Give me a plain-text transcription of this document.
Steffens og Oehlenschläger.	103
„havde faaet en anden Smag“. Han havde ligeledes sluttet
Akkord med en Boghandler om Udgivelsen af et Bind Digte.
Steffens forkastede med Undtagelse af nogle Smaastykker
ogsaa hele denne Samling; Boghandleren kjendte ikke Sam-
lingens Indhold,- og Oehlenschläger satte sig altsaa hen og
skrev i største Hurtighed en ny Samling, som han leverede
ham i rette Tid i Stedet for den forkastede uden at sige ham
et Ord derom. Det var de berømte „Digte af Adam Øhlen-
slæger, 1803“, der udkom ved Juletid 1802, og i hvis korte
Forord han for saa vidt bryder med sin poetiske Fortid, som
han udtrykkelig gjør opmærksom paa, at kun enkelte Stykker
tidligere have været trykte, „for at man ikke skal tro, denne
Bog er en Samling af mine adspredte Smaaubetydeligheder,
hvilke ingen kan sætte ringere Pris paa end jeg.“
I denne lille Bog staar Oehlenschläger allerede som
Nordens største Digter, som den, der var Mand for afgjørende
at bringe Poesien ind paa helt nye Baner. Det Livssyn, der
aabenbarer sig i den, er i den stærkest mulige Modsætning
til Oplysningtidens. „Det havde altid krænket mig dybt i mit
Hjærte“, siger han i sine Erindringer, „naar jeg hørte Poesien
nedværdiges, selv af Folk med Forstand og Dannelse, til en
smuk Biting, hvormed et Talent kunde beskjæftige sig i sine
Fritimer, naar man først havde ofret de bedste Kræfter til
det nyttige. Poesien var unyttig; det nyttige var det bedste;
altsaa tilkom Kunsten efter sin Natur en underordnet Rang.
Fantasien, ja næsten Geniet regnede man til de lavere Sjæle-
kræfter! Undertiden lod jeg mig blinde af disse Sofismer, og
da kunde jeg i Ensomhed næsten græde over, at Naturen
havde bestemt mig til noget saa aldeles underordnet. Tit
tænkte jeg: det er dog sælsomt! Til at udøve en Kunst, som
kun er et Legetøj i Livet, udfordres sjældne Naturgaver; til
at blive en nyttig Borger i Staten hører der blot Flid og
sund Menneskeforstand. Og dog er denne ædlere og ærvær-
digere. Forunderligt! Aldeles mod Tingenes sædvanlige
=-=-=
§ Work order: Would you copy out each record precisely as it stands?

§ Written solution:
Give me a plain-text transcription of this document.
Steffens og Oehlenschläger.	103
„havde faaet en anden Smag“. Han havde ligeledes sluttet
Akkord med en Boghandler om Udgivelsen af et Bind Digte.
Steffens forkastede med Undtagelse af nogle Smaastykker
ogsaa hele denne Samling; Boghandleren kjendte ikke Sam-
lingens Indhold,- og Oehlenschläger satte sig altsaa hen og
skrev i største Hurtighed en ny Samling, som han leverede
ham i rette Tid i Stedet for den forkastede uden at sige ham
et Ord derom. Det var de berømte „Digte af Adam Øhlen-
slæger, 1803“, der udkom ved Juletid 1802, og i hvis korte
Forord han for saa vidt bryder med sin poetiske Fortid, som
han udtrykkelig gjør opmærksom paa, at kun enkelte Stykker
tidligere have været trykte, „for at man ikke skal tro, denne
Bog er en Samling af mine adspredte Smaaubetydeligheder,
hvilke ingen kan sætte ringere Pris paa end jeg.“
I denne lille Bog staar Oehlenschläger allerede som
Nordens største Digter, som den, der var Mand for afgjørende
at bringe Poesien ind paa helt nye Baner. Det Livssyn, der
aabenbarer sig i den, er i den stærkest mulige Modsætning
til Oplysningtidens. „Det havde altid krænket mig dybt i mit
Hjærte“, siger han i sine Erindringer, „naar jeg hørte Poesien
nedværdiges, selv af Folk med Forstand og Dannelse, til en
smuk Biting, hvormed et Talent kunde beskjæftige sig i sine
Fritimer, naar man først havde ofret de bedste Kræfter til
det nyttige. Poesien var unyttig; det nyttige var det bedste;
altsaa tilkom Kunsten efter sin Natur en underordnet Rang.
Fantasien, ja næsten Geniet regnede man til de lavere Sjæle-
kræfter! Undertiden lod jeg mig blinde af disse Sofismer, og
da kunde jeg i Ensomhed næsten græde over, at Naturen
havde bestemt mig til noget saa aldeles underordnet. Tit
tænkte jeg: det er dog sælsomt! Til at udøve en Kunst, som
kun er et Legetøj i Livet, udfordres sjældne Naturgaver; til
at blive en nyttig Borger i Staten hører der blot Flid og
sund Menneskeforstand. Og dog er denne ædlere og ærvær-
digere. Forunderligt! Aldeles mod Tingenes sædvanlige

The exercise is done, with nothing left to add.